::: GIVEN RECORDS

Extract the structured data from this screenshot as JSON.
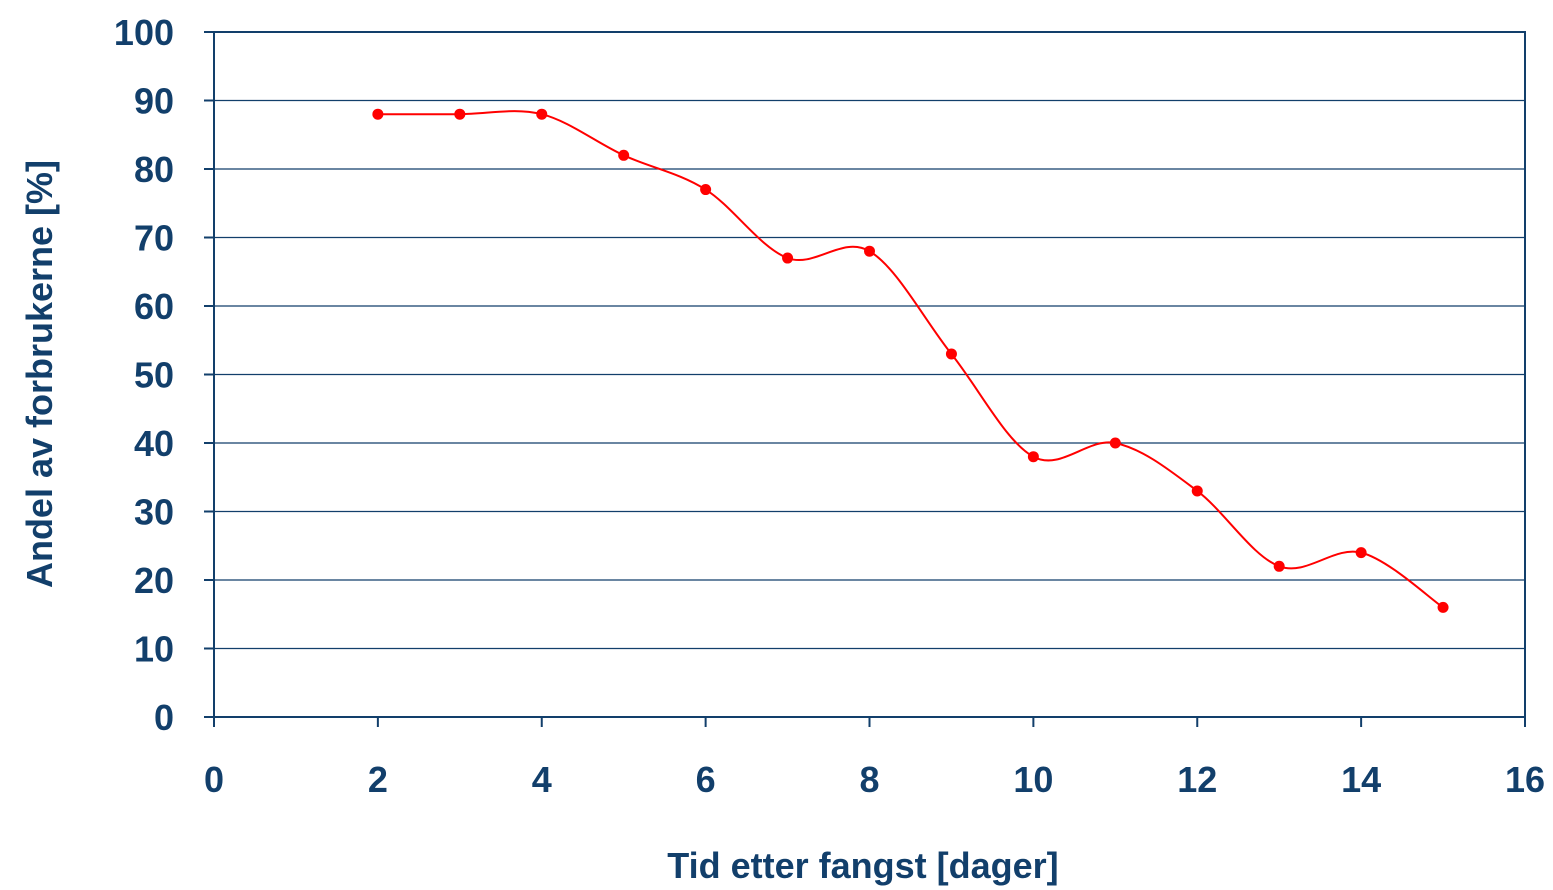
{
  "chart_data": {
    "type": "line",
    "title": "",
    "xlabel": "Tid etter fangst [dager]",
    "ylabel": "Andel av forbrukerne [%]",
    "xlim": [
      0,
      16
    ],
    "ylim": [
      0,
      100
    ],
    "xticks": [
      "0",
      "2",
      "4",
      "6",
      "8",
      "10",
      "12",
      "14",
      "16"
    ],
    "yticks": [
      "0",
      "10",
      "20",
      "30",
      "40",
      "50",
      "60",
      "70",
      "80",
      "90",
      "100"
    ],
    "grid": "horizontal",
    "legend": "none",
    "smooth": true,
    "series": [
      {
        "color": "#ff0000",
        "x": [
          2,
          3,
          4,
          5,
          6,
          7,
          8,
          9,
          10,
          11,
          12,
          13,
          14,
          15
        ],
        "y": [
          88,
          88,
          88,
          82,
          77,
          67,
          68,
          53,
          38,
          40,
          33,
          22,
          24,
          16
        ]
      }
    ]
  },
  "colors": {
    "axis": "#123f6b",
    "grid": "#123f6b",
    "series": "#ff0000"
  }
}
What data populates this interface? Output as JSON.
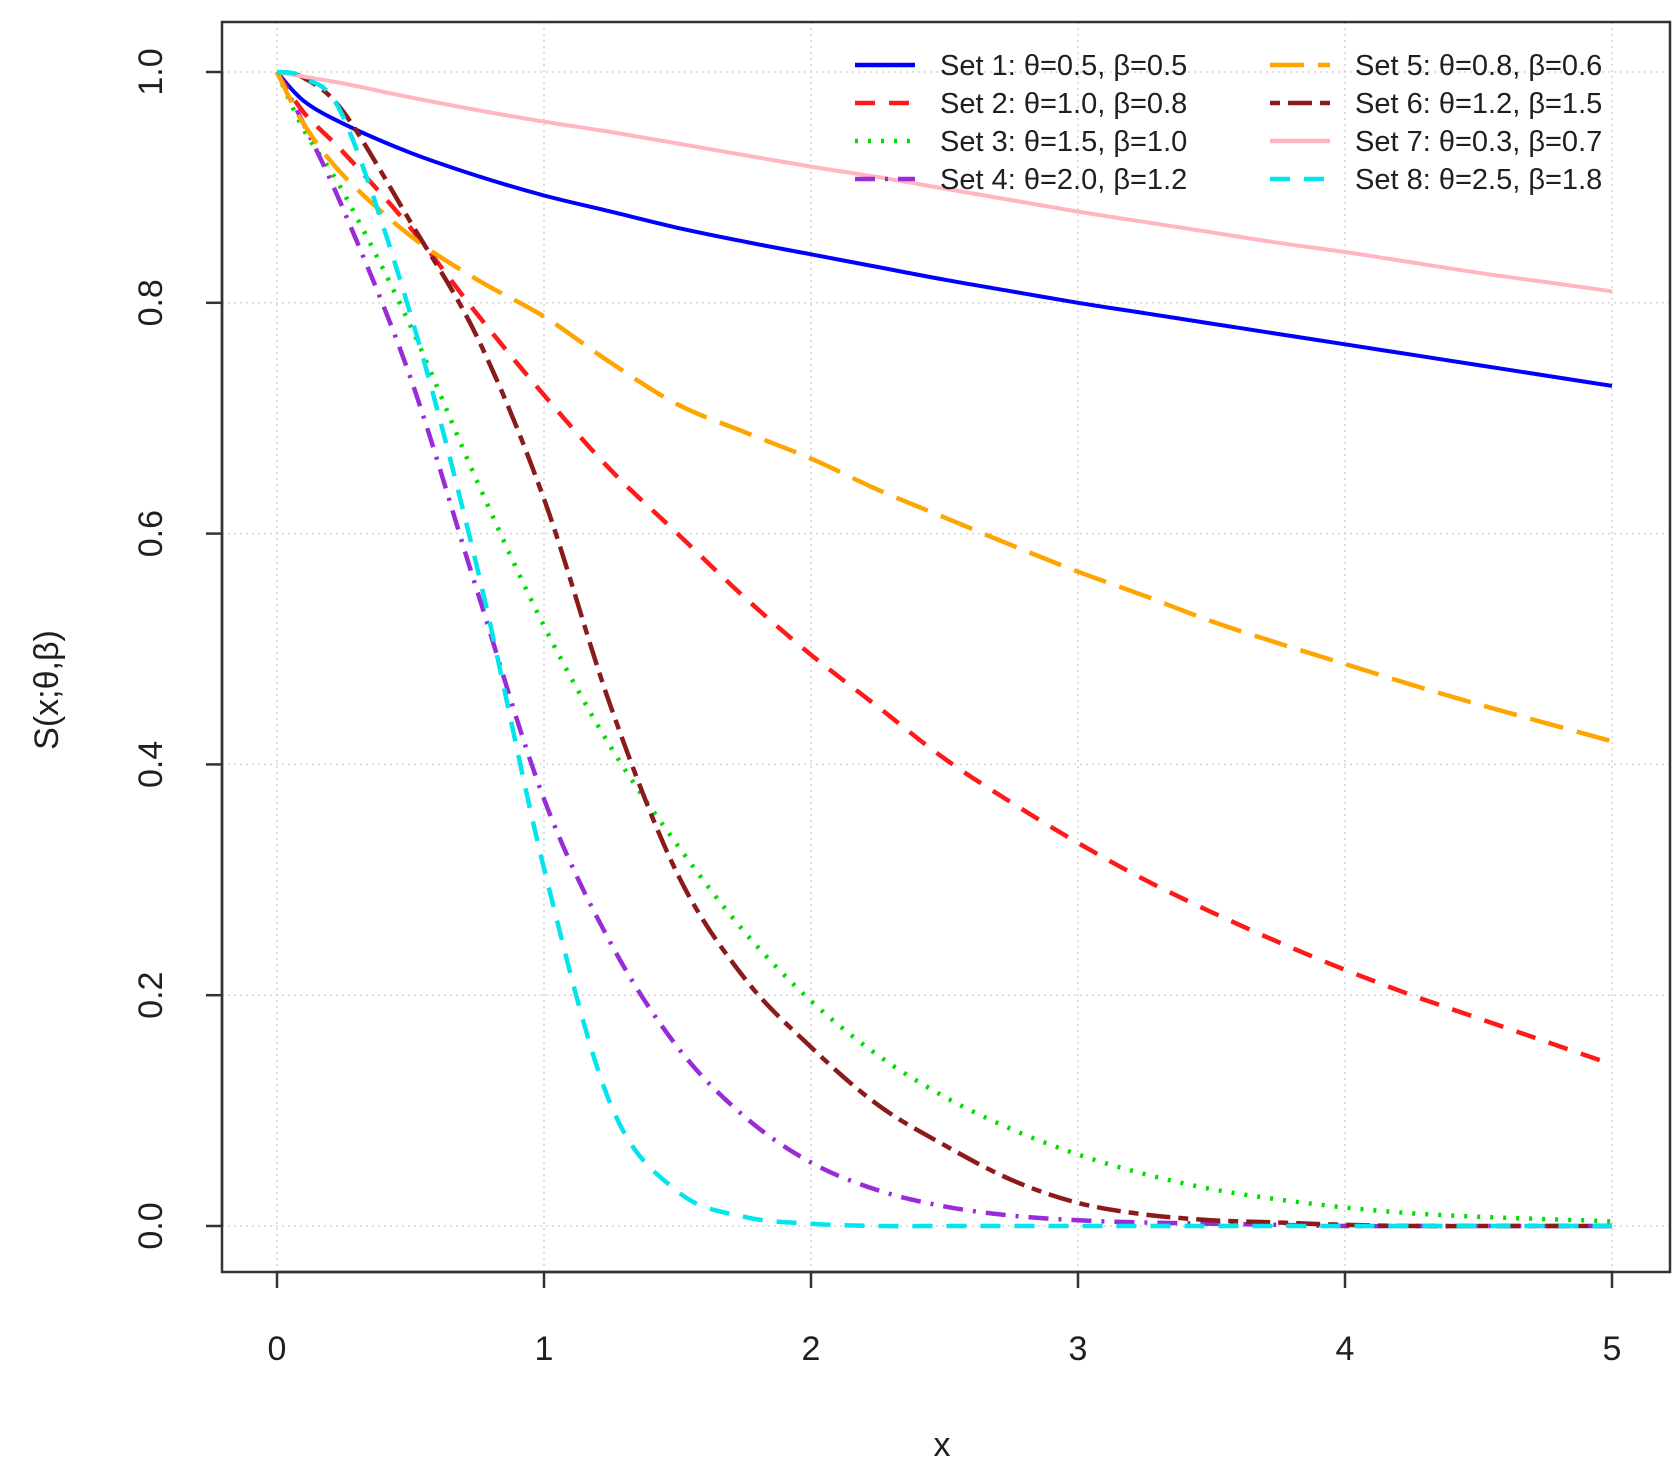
{
  "chart_data": {
    "type": "line",
    "title": "",
    "xlabel": "x",
    "ylabel": "S(x;θ,β)",
    "xlim": [
      0,
      5
    ],
    "ylim": [
      0,
      1
    ],
    "grid": true,
    "legend_position": "top-right",
    "x_ticks": [
      {
        "value": 0,
        "label": "0"
      },
      {
        "value": 1,
        "label": "1"
      },
      {
        "value": 2,
        "label": "2"
      },
      {
        "value": 3,
        "label": "3"
      },
      {
        "value": 4,
        "label": "4"
      },
      {
        "value": 5,
        "label": "5"
      }
    ],
    "y_ticks": [
      {
        "value": 0.0,
        "label": "0.0"
      },
      {
        "value": 0.2,
        "label": "0.2"
      },
      {
        "value": 0.4,
        "label": "0.4"
      },
      {
        "value": 0.6,
        "label": "0.6"
      },
      {
        "value": 0.8,
        "label": "0.8"
      },
      {
        "value": 1.0,
        "label": "1.0"
      }
    ],
    "x": [
      0,
      0.1,
      0.25,
      0.5,
      0.75,
      1,
      1.25,
      1.5,
      1.75,
      2,
      2.25,
      2.5,
      2.75,
      3,
      3.25,
      3.5,
      3.75,
      4,
      4.25,
      4.5,
      4.75,
      5
    ],
    "series": [
      {
        "name": "Set 1: θ=0.5, β=0.5",
        "color": "#0000ff",
        "style": "solid",
        "values": [
          1.0,
          0.975,
          0.955,
          0.93,
          0.91,
          0.893,
          0.879,
          0.865,
          0.853,
          0.842,
          0.831,
          0.82,
          0.81,
          0.8,
          0.791,
          0.782,
          0.773,
          0.764,
          0.755,
          0.746,
          0.737,
          0.728
        ]
      },
      {
        "name": "Set 2: θ=1.0, β=0.8",
        "color": "#ff1a1a",
        "style": "dashed",
        "values": [
          1.0,
          0.965,
          0.93,
          0.865,
          0.79,
          0.72,
          0.655,
          0.6,
          0.545,
          0.495,
          0.45,
          0.405,
          0.367,
          0.332,
          0.3,
          0.272,
          0.246,
          0.222,
          0.2,
          0.18,
          0.16,
          0.14
        ]
      },
      {
        "name": "Set 3: θ=1.5, β=1.0",
        "color": "#00dd00",
        "style": "dotted",
        "values": [
          1.0,
          0.95,
          0.895,
          0.78,
          0.645,
          0.52,
          0.415,
          0.33,
          0.255,
          0.195,
          0.148,
          0.112,
          0.084,
          0.062,
          0.045,
          0.032,
          0.023,
          0.016,
          0.011,
          0.008,
          0.006,
          0.004
        ]
      },
      {
        "name": "Set 4: θ=2.0, β=1.2",
        "color": "#9a2bd9",
        "style": "dashdot",
        "values": [
          1.0,
          0.955,
          0.88,
          0.735,
          0.55,
          0.37,
          0.245,
          0.155,
          0.095,
          0.055,
          0.031,
          0.017,
          0.009,
          0.005,
          0.003,
          0.002,
          0.001,
          0.0,
          0.0,
          0.0,
          0.0,
          0.0
        ]
      },
      {
        "name": "Set 5: θ=0.8, β=0.6",
        "color": "#ffa500",
        "style": "longdash",
        "values": [
          1.0,
          0.955,
          0.91,
          0.858,
          0.82,
          0.788,
          0.748,
          0.712,
          0.688,
          0.665,
          0.638,
          0.614,
          0.59,
          0.567,
          0.546,
          0.524,
          0.505,
          0.487,
          0.469,
          0.452,
          0.436,
          0.42
        ]
      },
      {
        "name": "Set 6: θ=1.2, β=1.5",
        "color": "#8b1a1a",
        "style": "twodash",
        "values": [
          1.0,
          0.995,
          0.965,
          0.87,
          0.77,
          0.63,
          0.45,
          0.305,
          0.215,
          0.155,
          0.105,
          0.07,
          0.04,
          0.02,
          0.01,
          0.005,
          0.003,
          0.001,
          0.0,
          0.0,
          0.0,
          0.0
        ]
      },
      {
        "name": "Set 7: θ=0.3, β=0.7",
        "color": "#ffb6c1",
        "style": "solid",
        "values": [
          1.0,
          0.996,
          0.99,
          0.978,
          0.967,
          0.957,
          0.948,
          0.938,
          0.928,
          0.918,
          0.909,
          0.899,
          0.889,
          0.879,
          0.87,
          0.861,
          0.852,
          0.844,
          0.835,
          0.826,
          0.818,
          0.81
        ]
      },
      {
        "name": "Set 8: θ=2.5, β=1.8",
        "color": "#00e5ee",
        "style": "dashed",
        "values": [
          1.0,
          0.995,
          0.96,
          0.79,
          0.57,
          0.31,
          0.105,
          0.03,
          0.008,
          0.002,
          0.0,
          0.0,
          0.0,
          0.0,
          0.0,
          0.0,
          0.0,
          0.0,
          0.0,
          0.0,
          0.0,
          0.0
        ]
      }
    ]
  }
}
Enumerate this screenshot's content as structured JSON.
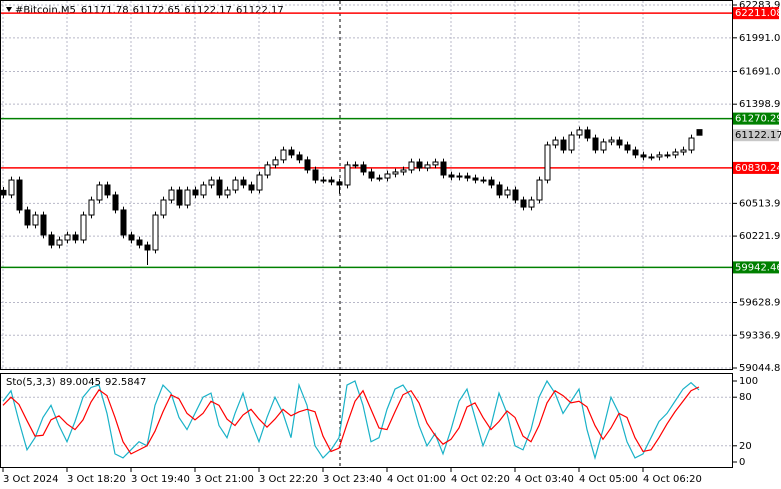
{
  "chart_data": [
    {
      "type": "candlestick",
      "symbol": "#Bitcoin,M5",
      "categories": [
        "3 Oct 2024",
        null,
        null,
        null,
        null,
        null,
        null,
        null,
        "3 Oct 18:20",
        null,
        null,
        null,
        null,
        null,
        null,
        null,
        "3 Oct 19:40",
        null,
        null,
        null,
        null,
        null,
        null,
        null,
        "3 Oct 21:00",
        null,
        null,
        null,
        null,
        null,
        null,
        null,
        "3 Oct 22:20",
        null,
        null,
        null,
        null,
        null,
        null,
        null,
        "3 Oct 23:40",
        null,
        null,
        null,
        null,
        null,
        null,
        null,
        "4 Oct 01:00",
        null,
        null,
        null,
        null,
        null,
        null,
        null,
        "4 Oct 02:20",
        null,
        null,
        null,
        null,
        null,
        null,
        null,
        "4 Oct 03:40",
        null,
        null,
        null,
        null,
        null,
        null,
        null,
        "4 Oct 05:00",
        null,
        null,
        null,
        null,
        null,
        null,
        null,
        "4 Oct 06:20",
        null,
        null,
        null,
        null,
        null,
        null,
        null
      ],
      "candles": [
        [
          60630,
          60660,
          60559,
          60589
        ],
        [
          60589,
          60752,
          60559,
          60722
        ],
        [
          60722,
          60752,
          60425,
          60455
        ],
        [
          60455,
          60485,
          60291,
          60321
        ],
        [
          60321,
          60440,
          60291,
          60410
        ],
        [
          60410,
          60440,
          60202,
          60232
        ],
        [
          60232,
          60262,
          60112,
          60142
        ],
        [
          60142,
          60217,
          60112,
          60187
        ],
        [
          60187,
          60262,
          60157,
          60232
        ],
        [
          60232,
          60262,
          60157,
          60187
        ],
        [
          60187,
          60440,
          60157,
          60410
        ],
        [
          60410,
          60574,
          60380,
          60544
        ],
        [
          60544,
          60708,
          60514,
          60678
        ],
        [
          60678,
          60708,
          60559,
          60589
        ],
        [
          60589,
          60619,
          60425,
          60455
        ],
        [
          60455,
          60485,
          60202,
          60232
        ],
        [
          60232,
          60262,
          60157,
          60187
        ],
        [
          60187,
          60217,
          60112,
          60142
        ],
        [
          60142,
          60172,
          59964,
          60098
        ],
        [
          60098,
          60440,
          60068,
          60410
        ],
        [
          60410,
          60574,
          60380,
          60544
        ],
        [
          60544,
          60663,
          60514,
          60633
        ],
        [
          60633,
          60663,
          60469,
          60499
        ],
        [
          60499,
          60663,
          60469,
          60633
        ],
        [
          60633,
          60663,
          60559,
          60589
        ],
        [
          60589,
          60708,
          60559,
          60678
        ],
        [
          60678,
          60752,
          60648,
          60722
        ],
        [
          60722,
          60752,
          60559,
          60589
        ],
        [
          60589,
          60663,
          60559,
          60633
        ],
        [
          60633,
          60752,
          60603,
          60722
        ],
        [
          60722,
          60752,
          60648,
          60678
        ],
        [
          60678,
          60708,
          60603,
          60633
        ],
        [
          60633,
          60797,
          60603,
          60767
        ],
        [
          60767,
          60887,
          60737,
          60857
        ],
        [
          60857,
          60932,
          60827,
          60902
        ],
        [
          60902,
          61020,
          60872,
          60990
        ],
        [
          60990,
          61020,
          60916,
          60946
        ],
        [
          60946,
          60976,
          60872,
          60902
        ],
        [
          60902,
          60932,
          60782,
          60812
        ],
        [
          60812,
          60842,
          60692,
          60722
        ],
        [
          60722,
          60752,
          60692,
          60722
        ],
        [
          60722,
          60752,
          60675,
          60705
        ],
        [
          60705,
          60735,
          60600,
          60678
        ],
        [
          60678,
          60887,
          60648,
          60857
        ],
        [
          60857,
          60887,
          60827,
          60857
        ],
        [
          60857,
          60887,
          60764,
          60794
        ],
        [
          60794,
          60824,
          60710,
          60740
        ],
        [
          60740,
          60770,
          60710,
          60740
        ],
        [
          60740,
          60806,
          60710,
          60776
        ],
        [
          60776,
          60824,
          60746,
          60794
        ],
        [
          60794,
          60842,
          60764,
          60812
        ],
        [
          60812,
          60913,
          60782,
          60883
        ],
        [
          60883,
          60913,
          60800,
          60830
        ],
        [
          60830,
          60887,
          60800,
          60857
        ],
        [
          60857,
          60913,
          60827,
          60883
        ],
        [
          60883,
          60913,
          60737,
          60767
        ],
        [
          60767,
          60797,
          60719,
          60749
        ],
        [
          60749,
          60788,
          60719,
          60758
        ],
        [
          60758,
          60788,
          60710,
          60740
        ],
        [
          60740,
          60770,
          60692,
          60722
        ],
        [
          60722,
          60752,
          60692,
          60722
        ],
        [
          60722,
          60752,
          60648,
          60678
        ],
        [
          60678,
          60708,
          60559,
          60589
        ],
        [
          60589,
          60663,
          60559,
          60633
        ],
        [
          60633,
          60663,
          60514,
          60544
        ],
        [
          60544,
          60574,
          60451,
          60481
        ],
        [
          60481,
          60574,
          60451,
          60544
        ],
        [
          60544,
          60752,
          60514,
          60722
        ],
        [
          60722,
          61065,
          60692,
          61035
        ],
        [
          61035,
          61109,
          61005,
          61079
        ],
        [
          61079,
          61109,
          60960,
          60990
        ],
        [
          60990,
          61154,
          60960,
          61124
        ],
        [
          61124,
          61199,
          61094,
          61169
        ],
        [
          61169,
          61199,
          61067,
          61097
        ],
        [
          61097,
          61127,
          60960,
          60990
        ],
        [
          60990,
          61092,
          60960,
          61062
        ],
        [
          61062,
          61109,
          61032,
          61079
        ],
        [
          61079,
          61109,
          61005,
          61035
        ],
        [
          61035,
          61065,
          60960,
          60990
        ],
        [
          60990,
          61020,
          60916,
          60946
        ],
        [
          60946,
          60976,
          60898,
          60928
        ],
        [
          60928,
          60958,
          60898,
          60928
        ],
        [
          60928,
          60976,
          60898,
          60946
        ],
        [
          60946,
          60976,
          60916,
          60946
        ],
        [
          60946,
          61002,
          60916,
          60972
        ],
        [
          60972,
          61020,
          60942,
          60990
        ],
        [
          60990,
          61127,
          60960,
          61097
        ],
        [
          61171.78,
          61172.65,
          61122.17,
          61122.17
        ]
      ],
      "ylim": [
        59044.85,
        62283.95
      ],
      "yticks": [
        62283.95,
        {
          "value": 61991,
          "label": "61991.00"
        },
        {
          "value": 61691,
          "label": "61691.00"
        },
        61398.95,
        60513.95,
        {
          "value": 60221.9,
          "label": "60221.90"
        },
        59628.95,
        {
          "value": 59336.9,
          "label": "59336.90"
        },
        59044.85
      ],
      "levels": [
        {
          "value": 62211.08,
          "color": "#ff0000"
        },
        {
          "value": 61270.29,
          "color": "#008000"
        },
        {
          "value": 60830.24,
          "color": "#ff0000"
        },
        {
          "value": 59942.46,
          "color": "#008000"
        }
      ],
      "grid": true
    },
    {
      "type": "line",
      "title": "Sto(5,3,3)",
      "series": [
        {
          "color": "#1ab2c8",
          "values": [
            75,
            88,
            50,
            15,
            30,
            55,
            70,
            45,
            25,
            50,
            80,
            92,
            95,
            60,
            10,
            5,
            15,
            25,
            20,
            70,
            95,
            85,
            55,
            40,
            60,
            80,
            85,
            45,
            30,
            60,
            85,
            50,
            25,
            55,
            80,
            60,
            30,
            95,
            70,
            20,
            5,
            15,
            30,
            95,
            100,
            70,
            25,
            30,
            65,
            90,
            95,
            80,
            45,
            20,
            35,
            10,
            40,
            75,
            90,
            55,
            20,
            45,
            85,
            60,
            20,
            15,
            40,
            80,
            100,
            85,
            60,
            75,
            90,
            40,
            5,
            40,
            80,
            60,
            25,
            5,
            10,
            30,
            50,
            60,
            75,
            90,
            98,
            89.0045
          ]
        },
        {
          "color": "#ff0000",
          "values": [
            70,
            80,
            71,
            51,
            32,
            33,
            52,
            57,
            47,
            40,
            52,
            74,
            89,
            82,
            55,
            25,
            10,
            15,
            20,
            38,
            62,
            83,
            78,
            60,
            52,
            60,
            75,
            70,
            53,
            45,
            58,
            65,
            53,
            43,
            53,
            65,
            57,
            62,
            65,
            62,
            32,
            13,
            17,
            47,
            75,
            88,
            65,
            42,
            40,
            62,
            83,
            88,
            73,
            48,
            33,
            22,
            28,
            42,
            68,
            73,
            55,
            40,
            50,
            63,
            55,
            32,
            25,
            45,
            73,
            88,
            82,
            73,
            75,
            68,
            45,
            28,
            42,
            60,
            55,
            30,
            13,
            15,
            30,
            47,
            62,
            75,
            88,
            92.5847
          ]
        }
      ],
      "ylim": [
        0,
        100
      ],
      "yticks": [
        0,
        20,
        80,
        100
      ],
      "grid": true
    }
  ]
}
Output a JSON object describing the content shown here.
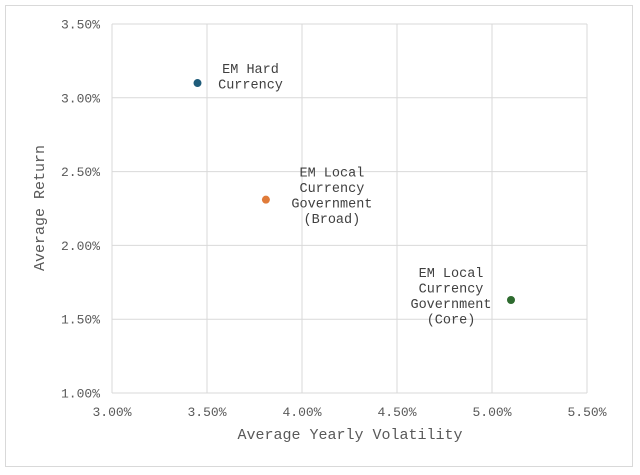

::::::

WHAT TO PRODUCE -
Among the records above, find each line holding the string "style" and pull it out.

COMPLETED TASK -
        "style": "solid",
        "style": "dashed",
        "style": "dotted",
        "style": "dashdot",
        "style": "longdash",
        "style": "twodash",
        "style": "solid",
        "style": "dashed",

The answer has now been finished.